**Exercise**
Every record below should be printed exactly as it appears.

**Data provided**

• • • •

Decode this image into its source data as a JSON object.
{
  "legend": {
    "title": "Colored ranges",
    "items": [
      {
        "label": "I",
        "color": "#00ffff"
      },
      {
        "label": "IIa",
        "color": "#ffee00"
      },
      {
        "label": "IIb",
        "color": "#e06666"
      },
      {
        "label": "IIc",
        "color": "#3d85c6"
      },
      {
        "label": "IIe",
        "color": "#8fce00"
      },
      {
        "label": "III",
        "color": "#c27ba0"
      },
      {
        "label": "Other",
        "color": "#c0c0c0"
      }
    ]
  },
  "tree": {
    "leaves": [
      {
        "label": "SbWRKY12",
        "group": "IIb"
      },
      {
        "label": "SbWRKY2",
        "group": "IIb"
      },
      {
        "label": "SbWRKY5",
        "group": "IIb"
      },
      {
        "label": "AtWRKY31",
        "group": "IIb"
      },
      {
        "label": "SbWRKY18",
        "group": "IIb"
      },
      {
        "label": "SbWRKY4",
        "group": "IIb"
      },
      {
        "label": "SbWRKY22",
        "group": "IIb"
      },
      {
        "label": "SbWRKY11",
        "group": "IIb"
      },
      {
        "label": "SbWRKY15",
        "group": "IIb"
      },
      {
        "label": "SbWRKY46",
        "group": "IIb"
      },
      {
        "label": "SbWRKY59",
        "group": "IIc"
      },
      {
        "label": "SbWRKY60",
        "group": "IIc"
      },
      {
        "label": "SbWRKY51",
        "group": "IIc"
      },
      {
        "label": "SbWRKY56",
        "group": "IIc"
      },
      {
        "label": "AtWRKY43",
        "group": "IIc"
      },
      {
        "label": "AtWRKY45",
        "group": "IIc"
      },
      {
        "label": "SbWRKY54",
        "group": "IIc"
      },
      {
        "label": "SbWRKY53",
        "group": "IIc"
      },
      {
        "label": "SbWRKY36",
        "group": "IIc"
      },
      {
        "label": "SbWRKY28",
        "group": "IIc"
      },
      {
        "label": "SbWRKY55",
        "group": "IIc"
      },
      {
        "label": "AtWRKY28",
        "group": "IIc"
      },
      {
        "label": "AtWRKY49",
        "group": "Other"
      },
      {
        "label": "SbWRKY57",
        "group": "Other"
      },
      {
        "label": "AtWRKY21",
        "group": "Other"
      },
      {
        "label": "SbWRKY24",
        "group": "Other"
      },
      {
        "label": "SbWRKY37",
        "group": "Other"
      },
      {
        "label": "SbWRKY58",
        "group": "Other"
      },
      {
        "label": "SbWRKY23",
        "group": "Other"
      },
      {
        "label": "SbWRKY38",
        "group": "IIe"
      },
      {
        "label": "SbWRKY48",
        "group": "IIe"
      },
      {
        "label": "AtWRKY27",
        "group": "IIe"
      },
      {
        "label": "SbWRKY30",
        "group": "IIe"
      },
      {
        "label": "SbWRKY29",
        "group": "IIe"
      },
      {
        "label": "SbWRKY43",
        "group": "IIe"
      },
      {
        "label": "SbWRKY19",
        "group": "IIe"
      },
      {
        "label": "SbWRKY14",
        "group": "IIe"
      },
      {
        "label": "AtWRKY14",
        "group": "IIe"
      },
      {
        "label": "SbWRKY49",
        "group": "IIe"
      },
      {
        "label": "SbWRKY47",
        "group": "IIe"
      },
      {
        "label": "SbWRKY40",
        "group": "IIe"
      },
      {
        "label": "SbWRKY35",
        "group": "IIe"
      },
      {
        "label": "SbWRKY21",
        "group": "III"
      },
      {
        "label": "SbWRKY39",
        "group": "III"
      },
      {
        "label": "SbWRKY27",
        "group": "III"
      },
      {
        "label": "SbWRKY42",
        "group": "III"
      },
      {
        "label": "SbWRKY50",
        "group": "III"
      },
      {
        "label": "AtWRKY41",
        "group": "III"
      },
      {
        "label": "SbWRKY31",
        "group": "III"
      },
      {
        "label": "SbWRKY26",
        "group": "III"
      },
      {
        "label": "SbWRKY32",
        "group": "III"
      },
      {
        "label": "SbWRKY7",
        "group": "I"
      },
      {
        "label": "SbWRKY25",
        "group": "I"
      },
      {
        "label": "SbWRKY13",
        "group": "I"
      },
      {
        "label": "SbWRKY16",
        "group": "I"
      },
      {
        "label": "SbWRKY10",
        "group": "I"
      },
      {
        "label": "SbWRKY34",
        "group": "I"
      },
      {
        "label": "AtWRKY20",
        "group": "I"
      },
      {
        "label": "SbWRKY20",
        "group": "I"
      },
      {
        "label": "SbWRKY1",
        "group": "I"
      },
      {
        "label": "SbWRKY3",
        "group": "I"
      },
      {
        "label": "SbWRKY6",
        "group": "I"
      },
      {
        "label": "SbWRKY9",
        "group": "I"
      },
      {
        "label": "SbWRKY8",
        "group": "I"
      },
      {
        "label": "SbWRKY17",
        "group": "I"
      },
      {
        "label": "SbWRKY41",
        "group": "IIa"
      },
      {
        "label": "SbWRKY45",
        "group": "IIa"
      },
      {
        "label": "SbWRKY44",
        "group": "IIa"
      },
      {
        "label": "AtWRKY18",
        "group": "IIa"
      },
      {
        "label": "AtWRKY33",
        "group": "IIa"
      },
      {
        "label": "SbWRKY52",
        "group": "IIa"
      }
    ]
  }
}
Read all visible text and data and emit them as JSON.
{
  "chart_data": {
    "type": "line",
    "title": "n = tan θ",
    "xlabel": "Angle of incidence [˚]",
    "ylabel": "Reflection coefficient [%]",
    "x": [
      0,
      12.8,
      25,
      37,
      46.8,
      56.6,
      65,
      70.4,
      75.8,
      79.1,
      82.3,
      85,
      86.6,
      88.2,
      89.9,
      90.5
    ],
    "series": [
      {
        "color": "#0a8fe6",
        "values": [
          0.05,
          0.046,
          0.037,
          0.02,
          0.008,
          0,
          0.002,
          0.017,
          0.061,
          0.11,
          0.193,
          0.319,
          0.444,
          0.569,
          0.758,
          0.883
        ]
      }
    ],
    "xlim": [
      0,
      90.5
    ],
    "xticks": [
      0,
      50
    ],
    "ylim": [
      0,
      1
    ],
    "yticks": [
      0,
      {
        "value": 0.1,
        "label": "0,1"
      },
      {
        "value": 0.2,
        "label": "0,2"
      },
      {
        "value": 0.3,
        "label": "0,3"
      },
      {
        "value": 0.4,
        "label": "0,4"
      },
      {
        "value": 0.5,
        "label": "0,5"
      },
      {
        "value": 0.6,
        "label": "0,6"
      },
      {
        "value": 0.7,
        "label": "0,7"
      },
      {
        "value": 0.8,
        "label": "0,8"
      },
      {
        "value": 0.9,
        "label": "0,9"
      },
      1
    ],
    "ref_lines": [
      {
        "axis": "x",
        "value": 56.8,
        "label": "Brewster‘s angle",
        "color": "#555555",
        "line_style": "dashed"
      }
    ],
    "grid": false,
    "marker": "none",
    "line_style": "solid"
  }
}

• • • •

**Solution**
Decode this image into its source data as a JSON object.
{
  "legend": {
    "title": "Colored ranges",
    "items": [
      {
        "label": "I",
        "color": "#00ffff"
      },
      {
        "label": "IIa",
        "color": "#ffee00"
      },
      {
        "label": "IIb",
        "color": "#e06666"
      },
      {
        "label": "IIc",
        "color": "#3d85c6"
      },
      {
        "label": "IIe",
        "color": "#8fce00"
      },
      {
        "label": "III",
        "color": "#c27ba0"
      },
      {
        "label": "Other",
        "color": "#c0c0c0"
      }
    ]
  },
  "tree": {
    "leaves": [
      {
        "label": "SbWRKY12",
        "group": "IIb"
      },
      {
        "label": "SbWRKY2",
        "group": "IIb"
      },
      {
        "label": "SbWRKY5",
        "group": "IIb"
      },
      {
        "label": "AtWRKY31",
        "group": "IIb"
      },
      {
        "label": "SbWRKY18",
        "group": "IIb"
      },
      {
        "label": "SbWRKY4",
        "group": "IIb"
      },
      {
        "label": "SbWRKY22",
        "group": "IIb"
      },
      {
        "label": "SbWRKY11",
        "group": "IIb"
      },
      {
        "label": "SbWRKY15",
        "group": "IIb"
      },
      {
        "label": "SbWRKY46",
        "group": "IIb"
      },
      {
        "label": "SbWRKY59",
        "group": "IIc"
      },
      {
        "label": "SbWRKY60",
        "group": "IIc"
      },
      {
        "label": "SbWRKY51",
        "group": "IIc"
      },
      {
        "label": "SbWRKY56",
        "group": "IIc"
      },
      {
        "label": "AtWRKY43",
        "group": "IIc"
      },
      {
        "label": "AtWRKY45",
        "group": "IIc"
      },
      {
        "label": "SbWRKY54",
        "group": "IIc"
      },
      {
        "label": "SbWRKY53",
        "group": "IIc"
      },
      {
        "label": "SbWRKY36",
        "group": "IIc"
      },
      {
        "label": "SbWRKY28",
        "group": "IIc"
      },
      {
        "label": "SbWRKY55",
        "group": "IIc"
      },
      {
        "label": "AtWRKY28",
        "group": "IIc"
      },
      {
        "label": "AtWRKY49",
        "group": "Other"
      },
      {
        "label": "SbWRKY57",
        "group": "Other"
      },
      {
        "label": "AtWRKY21",
        "group": "Other"
      },
      {
        "label": "SbWRKY24",
        "group": "Other"
      },
      {
        "label": "SbWRKY37",
        "group": "Other"
      },
      {
        "label": "SbWRKY58",
        "group": "Other"
      },
      {
        "label": "SbWRKY23",
        "group": "Other"
      },
      {
        "label": "SbWRKY38",
        "group": "IIe"
      },
      {
        "label": "SbWRKY48",
        "group": "IIe"
      },
      {
        "label": "AtWRKY27",
        "group": "IIe"
      },
      {
        "label": "SbWRKY30",
        "group": "IIe"
      },
      {
        "label": "SbWRKY29",
        "group": "IIe"
      },
      {
        "label": "SbWRKY43",
        "group": "IIe"
      },
      {
        "label": "SbWRKY19",
        "group": "IIe"
      },
      {
        "label": "SbWRKY14",
        "group": "IIe"
      },
      {
        "label": "AtWRKY14",
        "group": "IIe"
      },
      {
        "label": "SbWRKY49",
        "group": "IIe"
      },
      {
        "label": "SbWRKY47",
        "group": "IIe"
      },
      {
        "label": "SbWRKY40",
        "group": "IIe"
      },
      {
        "label": "SbWRKY35",
        "group": "IIe"
      },
      {
        "label": "SbWRKY21",
        "group": "III"
      },
      {
        "label": "SbWRKY39",
        "group": "III"
      },
      {
        "label": "SbWRKY27",
        "group": "III"
      },
      {
        "label": "SbWRKY42",
        "group": "III"
      },
      {
        "label": "SbWRKY50",
        "group": "III"
      },
      {
        "label": "AtWRKY41",
        "group": "III"
      },
      {
        "label": "SbWRKY31",
        "group": "III"
      },
      {
        "label": "SbWRKY26",
        "group": "III"
      },
      {
        "label": "SbWRKY32",
        "group": "III"
      },
      {
        "label": "SbWRKY7",
        "group": "I"
      },
      {
        "label": "SbWRKY25",
        "group": "I"
      },
      {
        "label": "SbWRKY13",
        "group": "I"
      },
      {
        "label": "SbWRKY16",
        "group": "I"
      },
      {
        "label": "SbWRKY10",
        "group": "I"
      },
      {
        "label": "SbWRKY34",
        "group": "I"
      },
      {
        "label": "AtWRKY20",
        "group": "I"
      },
      {
        "label": "SbWRKY20",
        "group": "I"
      },
      {
        "label": "SbWRKY1",
        "group": "I"
      },
      {
        "label": "SbWRKY3",
        "group": "I"
      },
      {
        "label": "SbWRKY6",
        "group": "I"
      },
      {
        "label": "SbWRKY9",
        "group": "I"
      },
      {
        "label": "SbWRKY8",
        "group": "I"
      },
      {
        "label": "SbWRKY17",
        "group": "I"
      },
      {
        "label": "SbWRKY41",
        "group": "IIa"
      },
      {
        "label": "SbWRKY45",
        "group": "IIa"
      },
      {
        "label": "SbWRKY44",
        "group": "IIa"
      },
      {
        "label": "AtWRKY18",
        "group": "IIa"
      },
      {
        "label": "AtWRKY33",
        "group": "IIa"
      },
      {
        "label": "SbWRKY52",
        "group": "IIa"
      }
    ]
  }
}
Read all visible text and data and emit them as JSON.
{
  "chart_data": {
    "type": "line",
    "title": "n = tan θ",
    "xlabel": "Angle of incidence [˚]",
    "ylabel": "Reflection coefficient [%]",
    "x": [
      0,
      12.8,
      25,
      37,
      46.8,
      56.6,
      65,
      70.4,
      75.8,
      79.1,
      82.3,
      85,
      86.6,
      88.2,
      89.9,
      90.5
    ],
    "series": [
      {
        "color": "#0a8fe6",
        "values": [
          0.05,
          0.046,
          0.037,
          0.02,
          0.008,
          0,
          0.002,
          0.017,
          0.061,
          0.11,
          0.193,
          0.319,
          0.444,
          0.569,
          0.758,
          0.883
        ]
      }
    ],
    "xlim": [
      0,
      90.5
    ],
    "xticks": [
      0,
      50
    ],
    "ylim": [
      0,
      1
    ],
    "yticks": [
      0,
      {
        "value": 0.1,
        "label": "0,1"
      },
      {
        "value": 0.2,
        "label": "0,2"
      },
      {
        "value": 0.3,
        "label": "0,3"
      },
      {
        "value": 0.4,
        "label": "0,4"
      },
      {
        "value": 0.5,
        "label": "0,5"
      },
      {
        "value": 0.6,
        "label": "0,6"
      },
      {
        "value": 0.7,
        "label": "0,7"
      },
      {
        "value": 0.8,
        "label": "0,8"
      },
      {
        "value": 0.9,
        "label": "0,9"
      },
      1
    ],
    "ref_lines": [
      {
        "axis": "x",
        "value": 56.8,
        "label": "Brewster‘s angle",
        "color": "#555555",
        "line_style": "dashed"
      }
    ],
    "grid": false,
    "marker": "none",
    "line_style": "solid"
  }
}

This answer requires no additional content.